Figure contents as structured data
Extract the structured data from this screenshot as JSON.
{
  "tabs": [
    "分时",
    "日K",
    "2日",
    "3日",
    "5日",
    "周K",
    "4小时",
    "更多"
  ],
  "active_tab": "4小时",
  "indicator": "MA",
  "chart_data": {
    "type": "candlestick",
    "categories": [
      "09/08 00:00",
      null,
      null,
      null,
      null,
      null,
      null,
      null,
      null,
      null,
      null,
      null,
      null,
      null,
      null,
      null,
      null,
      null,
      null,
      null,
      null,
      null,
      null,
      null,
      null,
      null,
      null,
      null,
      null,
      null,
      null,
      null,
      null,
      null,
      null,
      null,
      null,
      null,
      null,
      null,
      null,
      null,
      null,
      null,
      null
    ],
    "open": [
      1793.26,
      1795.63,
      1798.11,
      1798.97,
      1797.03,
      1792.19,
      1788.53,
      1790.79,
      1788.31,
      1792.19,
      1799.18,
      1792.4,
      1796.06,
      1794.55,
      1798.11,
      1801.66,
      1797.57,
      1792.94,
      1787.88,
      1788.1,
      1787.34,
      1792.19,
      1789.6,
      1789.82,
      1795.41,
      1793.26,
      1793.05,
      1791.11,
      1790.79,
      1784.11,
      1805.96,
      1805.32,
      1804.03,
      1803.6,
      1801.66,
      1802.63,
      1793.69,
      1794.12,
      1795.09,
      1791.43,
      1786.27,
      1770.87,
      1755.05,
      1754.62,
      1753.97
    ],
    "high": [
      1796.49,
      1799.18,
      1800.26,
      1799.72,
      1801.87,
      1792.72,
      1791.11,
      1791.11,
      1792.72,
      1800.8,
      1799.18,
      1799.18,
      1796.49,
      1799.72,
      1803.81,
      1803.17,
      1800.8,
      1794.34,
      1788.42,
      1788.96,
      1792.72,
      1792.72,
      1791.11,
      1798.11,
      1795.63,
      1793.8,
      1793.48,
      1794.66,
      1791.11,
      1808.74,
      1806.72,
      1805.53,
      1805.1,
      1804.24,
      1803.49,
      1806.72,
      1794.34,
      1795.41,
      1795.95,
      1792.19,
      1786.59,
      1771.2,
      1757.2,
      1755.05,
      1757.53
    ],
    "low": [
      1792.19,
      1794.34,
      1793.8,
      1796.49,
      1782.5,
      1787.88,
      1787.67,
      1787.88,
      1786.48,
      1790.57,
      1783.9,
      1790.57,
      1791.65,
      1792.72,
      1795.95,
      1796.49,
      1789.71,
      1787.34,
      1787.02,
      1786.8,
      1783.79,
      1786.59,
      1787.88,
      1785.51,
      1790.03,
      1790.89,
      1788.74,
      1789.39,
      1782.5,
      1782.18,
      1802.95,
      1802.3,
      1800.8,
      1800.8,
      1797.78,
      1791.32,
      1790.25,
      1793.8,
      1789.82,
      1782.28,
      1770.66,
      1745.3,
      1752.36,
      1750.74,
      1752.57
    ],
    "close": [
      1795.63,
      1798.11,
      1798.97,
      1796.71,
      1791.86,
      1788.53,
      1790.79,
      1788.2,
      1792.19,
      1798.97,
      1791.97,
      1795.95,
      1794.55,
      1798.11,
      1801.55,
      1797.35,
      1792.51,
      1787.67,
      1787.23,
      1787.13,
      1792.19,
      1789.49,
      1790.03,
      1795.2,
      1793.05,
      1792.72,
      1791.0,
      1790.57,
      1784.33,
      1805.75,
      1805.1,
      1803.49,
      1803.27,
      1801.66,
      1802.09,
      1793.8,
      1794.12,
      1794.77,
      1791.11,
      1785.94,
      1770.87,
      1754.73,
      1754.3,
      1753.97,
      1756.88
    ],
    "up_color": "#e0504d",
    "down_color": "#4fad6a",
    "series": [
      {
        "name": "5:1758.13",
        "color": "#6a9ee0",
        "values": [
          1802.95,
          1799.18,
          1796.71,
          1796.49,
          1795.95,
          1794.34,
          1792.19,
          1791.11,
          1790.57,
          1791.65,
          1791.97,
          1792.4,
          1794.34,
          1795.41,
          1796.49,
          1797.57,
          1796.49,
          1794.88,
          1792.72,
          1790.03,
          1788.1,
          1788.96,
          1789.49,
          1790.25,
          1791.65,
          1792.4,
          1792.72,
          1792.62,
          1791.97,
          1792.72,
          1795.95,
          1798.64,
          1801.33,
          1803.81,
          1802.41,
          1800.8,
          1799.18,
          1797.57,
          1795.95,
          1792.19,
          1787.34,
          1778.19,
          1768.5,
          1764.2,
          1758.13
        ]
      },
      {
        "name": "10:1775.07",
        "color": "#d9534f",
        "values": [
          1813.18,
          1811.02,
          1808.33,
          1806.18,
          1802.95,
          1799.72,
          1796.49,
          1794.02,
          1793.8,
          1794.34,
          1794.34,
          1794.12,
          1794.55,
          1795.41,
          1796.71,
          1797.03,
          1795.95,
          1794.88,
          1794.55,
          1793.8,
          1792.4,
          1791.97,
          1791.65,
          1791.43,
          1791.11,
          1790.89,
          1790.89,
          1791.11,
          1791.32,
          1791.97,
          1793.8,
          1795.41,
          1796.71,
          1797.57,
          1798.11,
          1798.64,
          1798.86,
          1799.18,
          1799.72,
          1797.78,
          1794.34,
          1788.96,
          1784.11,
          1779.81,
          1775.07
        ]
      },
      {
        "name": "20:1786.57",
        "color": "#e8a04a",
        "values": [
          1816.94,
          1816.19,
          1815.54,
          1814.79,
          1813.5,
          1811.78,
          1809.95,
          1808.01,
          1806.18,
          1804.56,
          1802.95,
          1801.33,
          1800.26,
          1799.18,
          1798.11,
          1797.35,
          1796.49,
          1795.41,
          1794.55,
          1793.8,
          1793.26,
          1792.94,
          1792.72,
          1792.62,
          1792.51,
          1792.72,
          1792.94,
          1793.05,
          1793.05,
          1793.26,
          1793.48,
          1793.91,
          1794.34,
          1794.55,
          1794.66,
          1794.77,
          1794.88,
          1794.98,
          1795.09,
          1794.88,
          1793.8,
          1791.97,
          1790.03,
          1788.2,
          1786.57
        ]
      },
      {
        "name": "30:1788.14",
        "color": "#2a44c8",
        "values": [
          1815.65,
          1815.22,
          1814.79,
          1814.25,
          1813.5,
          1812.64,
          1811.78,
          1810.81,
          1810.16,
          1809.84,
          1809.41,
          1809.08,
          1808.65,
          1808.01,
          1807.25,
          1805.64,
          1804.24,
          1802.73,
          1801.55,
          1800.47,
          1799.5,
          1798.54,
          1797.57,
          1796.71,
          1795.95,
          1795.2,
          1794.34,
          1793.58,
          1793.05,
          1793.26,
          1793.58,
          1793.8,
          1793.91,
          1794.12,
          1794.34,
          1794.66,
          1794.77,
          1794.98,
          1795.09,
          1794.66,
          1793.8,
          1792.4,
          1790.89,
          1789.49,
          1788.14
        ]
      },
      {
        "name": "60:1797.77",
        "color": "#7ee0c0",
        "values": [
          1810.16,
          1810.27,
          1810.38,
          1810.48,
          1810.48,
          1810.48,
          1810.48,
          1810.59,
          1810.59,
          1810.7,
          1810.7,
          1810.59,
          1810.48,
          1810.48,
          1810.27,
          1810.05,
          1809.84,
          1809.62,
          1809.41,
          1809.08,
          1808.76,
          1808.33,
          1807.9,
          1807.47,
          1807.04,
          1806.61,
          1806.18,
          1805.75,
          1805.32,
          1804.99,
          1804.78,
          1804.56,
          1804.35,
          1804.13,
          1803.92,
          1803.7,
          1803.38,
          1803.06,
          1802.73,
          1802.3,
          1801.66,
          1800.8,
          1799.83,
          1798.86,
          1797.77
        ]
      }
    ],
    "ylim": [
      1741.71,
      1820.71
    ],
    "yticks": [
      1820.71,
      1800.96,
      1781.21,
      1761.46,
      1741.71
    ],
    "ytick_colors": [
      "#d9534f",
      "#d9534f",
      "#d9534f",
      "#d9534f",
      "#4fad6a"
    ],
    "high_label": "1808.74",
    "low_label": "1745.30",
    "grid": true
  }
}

→ **GIVEN EXERCISE**
Show every line from the entries above in which the word "name" appears.

→ **RESULT BELOW**
        "name": "5:1758.13",
        "name": "10:1775.07",
        "name": "20:1786.57",
        "name": "30:1788.14",
        "name": "60:1797.77",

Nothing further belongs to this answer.